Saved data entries
★ ★ ★ ★ ★

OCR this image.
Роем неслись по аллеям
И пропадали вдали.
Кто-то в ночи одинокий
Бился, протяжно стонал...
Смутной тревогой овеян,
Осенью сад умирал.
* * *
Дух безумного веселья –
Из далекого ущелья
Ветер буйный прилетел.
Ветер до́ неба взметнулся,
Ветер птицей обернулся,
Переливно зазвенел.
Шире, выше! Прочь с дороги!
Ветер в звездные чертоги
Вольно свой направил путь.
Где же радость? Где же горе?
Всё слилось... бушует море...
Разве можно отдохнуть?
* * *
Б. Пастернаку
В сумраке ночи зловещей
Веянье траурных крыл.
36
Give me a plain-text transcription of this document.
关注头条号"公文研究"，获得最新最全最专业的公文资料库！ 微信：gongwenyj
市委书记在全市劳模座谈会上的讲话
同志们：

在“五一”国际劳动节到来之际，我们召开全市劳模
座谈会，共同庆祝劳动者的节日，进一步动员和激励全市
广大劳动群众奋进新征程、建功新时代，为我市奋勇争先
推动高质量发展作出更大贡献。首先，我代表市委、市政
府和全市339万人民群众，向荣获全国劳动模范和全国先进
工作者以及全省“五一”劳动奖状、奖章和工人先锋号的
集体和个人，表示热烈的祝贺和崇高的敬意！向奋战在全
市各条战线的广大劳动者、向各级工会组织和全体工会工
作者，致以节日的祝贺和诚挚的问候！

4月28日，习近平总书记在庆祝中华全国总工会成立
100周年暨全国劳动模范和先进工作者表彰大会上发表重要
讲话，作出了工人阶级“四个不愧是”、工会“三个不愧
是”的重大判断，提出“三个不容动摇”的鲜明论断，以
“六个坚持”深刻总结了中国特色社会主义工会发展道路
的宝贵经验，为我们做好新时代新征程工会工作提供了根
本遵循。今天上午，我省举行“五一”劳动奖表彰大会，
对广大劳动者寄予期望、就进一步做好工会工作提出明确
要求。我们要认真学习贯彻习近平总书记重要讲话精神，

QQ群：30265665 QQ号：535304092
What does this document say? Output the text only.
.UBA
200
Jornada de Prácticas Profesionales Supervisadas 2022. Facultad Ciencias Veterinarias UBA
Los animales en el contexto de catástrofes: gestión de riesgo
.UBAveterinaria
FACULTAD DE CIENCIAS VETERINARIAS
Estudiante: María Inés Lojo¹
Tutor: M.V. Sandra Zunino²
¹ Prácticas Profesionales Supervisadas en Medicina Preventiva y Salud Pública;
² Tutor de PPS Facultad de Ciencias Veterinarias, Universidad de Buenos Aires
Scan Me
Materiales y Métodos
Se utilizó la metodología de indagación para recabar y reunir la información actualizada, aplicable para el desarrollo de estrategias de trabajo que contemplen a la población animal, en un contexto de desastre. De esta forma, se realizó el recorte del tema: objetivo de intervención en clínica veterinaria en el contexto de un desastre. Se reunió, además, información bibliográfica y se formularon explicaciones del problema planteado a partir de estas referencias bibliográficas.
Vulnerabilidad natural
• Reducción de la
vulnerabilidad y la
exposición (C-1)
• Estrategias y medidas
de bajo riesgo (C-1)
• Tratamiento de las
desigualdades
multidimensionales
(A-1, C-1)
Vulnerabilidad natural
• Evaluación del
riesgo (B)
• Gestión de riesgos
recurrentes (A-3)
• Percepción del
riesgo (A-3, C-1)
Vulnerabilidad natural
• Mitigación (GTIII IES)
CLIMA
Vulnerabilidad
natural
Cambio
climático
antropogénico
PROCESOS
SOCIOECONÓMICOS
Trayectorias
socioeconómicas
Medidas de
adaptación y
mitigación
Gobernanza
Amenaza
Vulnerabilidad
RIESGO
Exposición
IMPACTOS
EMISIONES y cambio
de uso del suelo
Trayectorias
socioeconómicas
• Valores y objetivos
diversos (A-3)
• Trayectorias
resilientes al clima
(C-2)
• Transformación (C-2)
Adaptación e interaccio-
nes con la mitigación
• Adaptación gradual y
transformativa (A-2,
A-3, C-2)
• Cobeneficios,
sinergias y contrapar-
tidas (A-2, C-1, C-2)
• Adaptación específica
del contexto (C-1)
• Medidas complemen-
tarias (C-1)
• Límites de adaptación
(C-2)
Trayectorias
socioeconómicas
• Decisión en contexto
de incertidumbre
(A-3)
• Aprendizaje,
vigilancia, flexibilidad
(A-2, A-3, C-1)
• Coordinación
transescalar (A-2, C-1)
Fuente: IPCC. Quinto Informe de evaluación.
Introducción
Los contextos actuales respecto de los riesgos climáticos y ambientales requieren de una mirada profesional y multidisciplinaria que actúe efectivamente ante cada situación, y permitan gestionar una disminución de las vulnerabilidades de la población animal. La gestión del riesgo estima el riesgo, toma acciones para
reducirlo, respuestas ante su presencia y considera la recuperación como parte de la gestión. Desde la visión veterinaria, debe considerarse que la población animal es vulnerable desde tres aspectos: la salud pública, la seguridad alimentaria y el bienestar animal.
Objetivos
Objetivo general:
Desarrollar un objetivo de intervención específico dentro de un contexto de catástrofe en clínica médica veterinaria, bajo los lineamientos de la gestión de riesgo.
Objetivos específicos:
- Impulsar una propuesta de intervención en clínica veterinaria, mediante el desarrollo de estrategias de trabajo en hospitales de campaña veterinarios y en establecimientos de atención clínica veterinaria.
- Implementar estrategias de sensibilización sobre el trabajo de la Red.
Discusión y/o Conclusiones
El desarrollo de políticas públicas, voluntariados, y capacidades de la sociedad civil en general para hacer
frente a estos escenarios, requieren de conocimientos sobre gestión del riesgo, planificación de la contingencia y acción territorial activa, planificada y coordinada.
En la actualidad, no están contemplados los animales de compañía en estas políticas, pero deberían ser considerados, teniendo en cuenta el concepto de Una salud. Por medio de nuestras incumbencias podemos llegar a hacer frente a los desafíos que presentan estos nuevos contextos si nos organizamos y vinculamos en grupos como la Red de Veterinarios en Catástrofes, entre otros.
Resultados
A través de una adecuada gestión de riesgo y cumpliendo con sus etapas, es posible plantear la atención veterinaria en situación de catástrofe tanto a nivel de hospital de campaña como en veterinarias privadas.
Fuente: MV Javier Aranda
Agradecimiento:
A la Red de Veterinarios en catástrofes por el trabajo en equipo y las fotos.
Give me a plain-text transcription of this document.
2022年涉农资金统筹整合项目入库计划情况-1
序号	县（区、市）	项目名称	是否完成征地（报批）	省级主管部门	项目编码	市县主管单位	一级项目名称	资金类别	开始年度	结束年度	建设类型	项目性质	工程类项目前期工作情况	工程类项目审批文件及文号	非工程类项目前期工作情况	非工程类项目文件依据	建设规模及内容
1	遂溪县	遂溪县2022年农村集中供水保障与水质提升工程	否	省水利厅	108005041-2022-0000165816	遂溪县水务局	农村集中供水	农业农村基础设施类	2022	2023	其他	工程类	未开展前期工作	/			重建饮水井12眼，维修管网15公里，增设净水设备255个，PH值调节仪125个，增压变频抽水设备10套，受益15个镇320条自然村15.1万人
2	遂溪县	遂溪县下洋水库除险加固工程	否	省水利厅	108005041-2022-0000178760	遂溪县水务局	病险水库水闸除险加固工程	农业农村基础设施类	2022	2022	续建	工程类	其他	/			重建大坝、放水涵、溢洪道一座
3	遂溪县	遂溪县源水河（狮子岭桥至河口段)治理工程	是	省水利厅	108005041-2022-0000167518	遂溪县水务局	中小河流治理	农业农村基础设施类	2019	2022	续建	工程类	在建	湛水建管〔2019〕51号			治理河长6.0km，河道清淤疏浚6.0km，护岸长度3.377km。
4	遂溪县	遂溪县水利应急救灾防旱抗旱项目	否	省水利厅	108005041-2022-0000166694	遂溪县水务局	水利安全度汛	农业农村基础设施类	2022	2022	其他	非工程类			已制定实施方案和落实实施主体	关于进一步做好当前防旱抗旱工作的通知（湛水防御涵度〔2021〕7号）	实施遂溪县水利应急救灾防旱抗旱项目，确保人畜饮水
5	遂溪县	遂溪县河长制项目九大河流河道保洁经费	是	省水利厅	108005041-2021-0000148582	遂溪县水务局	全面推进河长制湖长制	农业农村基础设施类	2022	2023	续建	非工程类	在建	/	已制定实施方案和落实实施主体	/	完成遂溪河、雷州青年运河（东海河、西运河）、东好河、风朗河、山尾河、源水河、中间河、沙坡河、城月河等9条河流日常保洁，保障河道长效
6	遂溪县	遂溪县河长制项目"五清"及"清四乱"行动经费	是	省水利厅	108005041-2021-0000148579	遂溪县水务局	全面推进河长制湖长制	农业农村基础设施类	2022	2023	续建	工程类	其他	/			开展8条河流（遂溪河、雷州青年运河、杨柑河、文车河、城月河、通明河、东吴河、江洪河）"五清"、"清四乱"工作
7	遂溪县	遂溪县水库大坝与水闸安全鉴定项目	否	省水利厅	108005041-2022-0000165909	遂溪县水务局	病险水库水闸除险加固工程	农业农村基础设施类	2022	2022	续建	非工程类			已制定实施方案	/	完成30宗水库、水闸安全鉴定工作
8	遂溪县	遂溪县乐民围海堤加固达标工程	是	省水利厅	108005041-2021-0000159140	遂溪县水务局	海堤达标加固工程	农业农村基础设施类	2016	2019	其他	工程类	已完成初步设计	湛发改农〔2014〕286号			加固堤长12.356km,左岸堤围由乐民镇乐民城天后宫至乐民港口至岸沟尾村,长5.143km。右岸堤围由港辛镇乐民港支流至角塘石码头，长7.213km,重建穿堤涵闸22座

★ ★ ★ ★ ★

WHAT THE EXERCISE ASKS:
Extract, from the listing above, every line where the string "frente" occurs.

SOLUTION TO THE PROBLEM:
frente a estos escenarios, requieren de conocimientos sobre gestión del riesgo, planificación de la contingencia y acción territorial activa, planificada y coordinada.
En la actualidad, no están contemplados los animales de compañía en estas políticas, pero deberían ser considerados, teniendo en cuenta el concepto de Una salud. Por medio de nuestras incumbencias podemos llegar a hacer frente a los desafíos que presentan estos nuevos contextos si nos organizamos y vinculamos en grupos como la Red de Veterinarios en Catástrofes, entre otros.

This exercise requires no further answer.